(Records from a dataset)
————————
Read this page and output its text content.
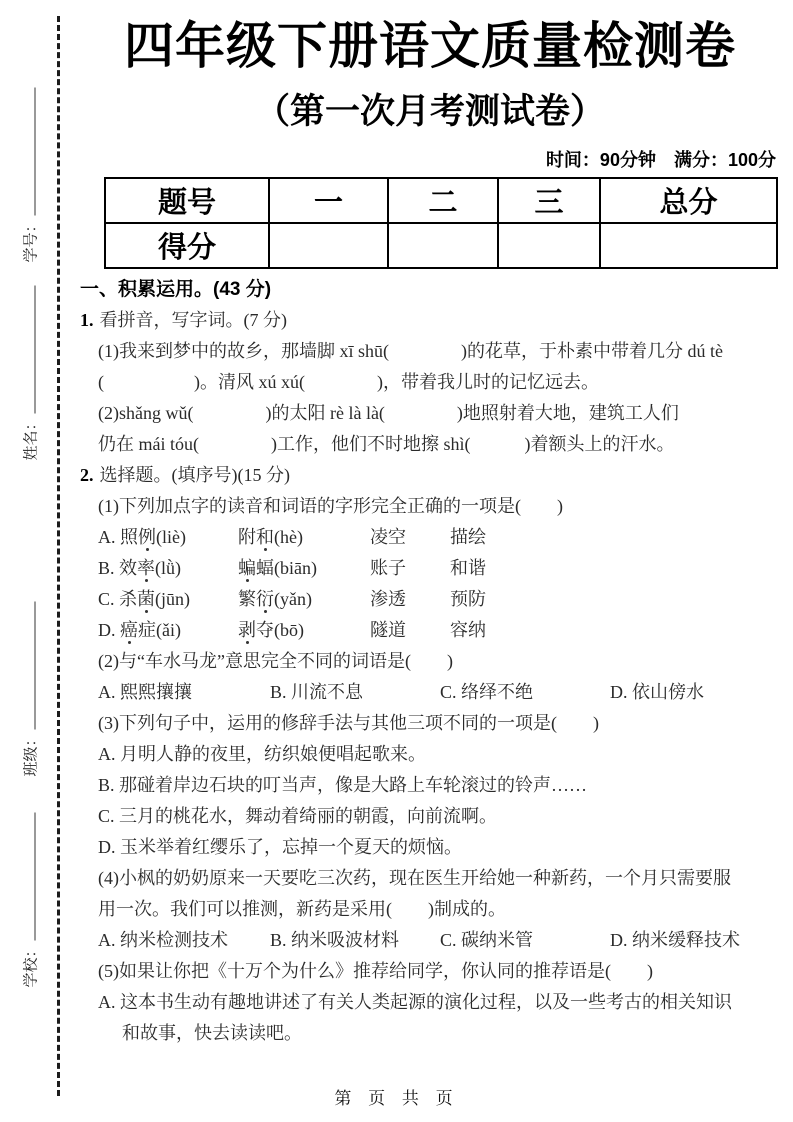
学号：
姓名：
班级：
学校：
四年级下册语文质量检测卷
（第一次月考测试卷）
时间：90分钟　满分：100分
题号	一	二	三	总分
得分				
一、积累运用。(43 分)
1. 看拼音，写字词。(7 分)
(1)我来到梦中的故乡，那墙脚 xī shū(　　　　)的花草，于朴素中带着几分 dú tè
(　　　　　)。清风 xú xú(　　　　)，带着我儿时的记忆远去。
(2)shǎng wǔ(　　　　)的太阳 rè là là(　　　　)地照射着大地，建筑工人们
仍在 mái tóu(　　　　)工作，他们不时地擦 shì(　　　)着额头上的汗水。
2. 选择题。(填序号)(15 分)
(1)下列加点字的读音和词语的字形完全正确的一项是(　　)
A. 照例(liè)	附和(hè)	凌空	描绘
B. 效率(lǜ)	蝙蝠(biān)	账子	和谐
C. 杀菌(jūn)	繁衍(yǎn)	渗透	预防
D. 癌症(ǎi)	剥夺(bō)	隧道	容纳
(2)与“车水马龙”意思完全不同的词语是(　　)
A. 熙熙攘攘	B. 川流不息	C. 络绎不绝	D. 依山傍水
(3)下列句子中，运用的修辞手法与其他三项不同的一项是(　　)
A. 月明人静的夜里，纺织娘便唱起歌来。
B. 那碰着岸边石块的叮当声，像是大路上车轮滚过的铃声……
C. 三月的桃花水，舞动着绮丽的朝霞，向前流啊。
D. 玉米举着红缨乐了，忘掉一个夏天的烦恼。
(4)小枫的奶奶原来一天要吃三次药，现在医生开给她一种新药，一个月只需要服
用一次。我们可以推测，新药是采用(　　)制成的。
A. 纳米检测技术	B. 纳米吸波材料	C. 碳纳米管	D. 纳米缓释技术
(5)如果让你把《十万个为什么》推荐给同学，你认同的推荐语是(　　)
A. 这本书生动有趣地讲述了有关人类起源的演化过程，以及一些考古的相关知识
和故事，快去读读吧。
第 页 共 页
————————
Make an exact copy of all entries above, dropping the images.

* _Written answer_
Read this page and output its text content.
学号：
姓名：
班级：
学校：
四年级下册语文质量检测卷
（第一次月考测试卷）
时间：90分钟　满分：100分
题号	一	二	三	总分
得分				
一、积累运用。(43 分)
1. 看拼音，写字词。(7 分)
(1)我来到梦中的故乡，那墙脚 xī shū(　　　　)的花草，于朴素中带着几分 dú tè
(　　　　　)。清风 xú xú(　　　　)，带着我儿时的记忆远去。
(2)shǎng wǔ(　　　　)的太阳 rè là là(　　　　)地照射着大地，建筑工人们
仍在 mái tóu(　　　　)工作，他们不时地擦 shì(　　　)着额头上的汗水。
2. 选择题。(填序号)(15 分)
(1)下列加点字的读音和词语的字形完全正确的一项是(　　)
A. 照例(liè)	附和(hè)	凌空	描绘
B. 效率(lǜ)	蝙蝠(biān)	账子	和谐
C. 杀菌(jūn)	繁衍(yǎn)	渗透	预防
D. 癌症(ǎi)	剥夺(bō)	隧道	容纳
(2)与“车水马龙”意思完全不同的词语是(　　)
A. 熙熙攘攘	B. 川流不息	C. 络绎不绝	D. 依山傍水
(3)下列句子中，运用的修辞手法与其他三项不同的一项是(　　)
A. 月明人静的夜里，纺织娘便唱起歌来。
B. 那碰着岸边石块的叮当声，像是大路上车轮滚过的铃声……
C. 三月的桃花水，舞动着绮丽的朝霞，向前流啊。
D. 玉米举着红缨乐了，忘掉一个夏天的烦恼。
(4)小枫的奶奶原来一天要吃三次药，现在医生开给她一种新药，一个月只需要服
用一次。我们可以推测，新药是采用(　　)制成的。
A. 纳米检测技术	B. 纳米吸波材料	C. 碳纳米管	D. 纳米缓释技术
(5)如果让你把《十万个为什么》推荐给同学，你认同的推荐语是(　　)
A. 这本书生动有趣地讲述了有关人类起源的演化过程，以及一些考古的相关知识
和故事，快去读读吧。
第 页 共 页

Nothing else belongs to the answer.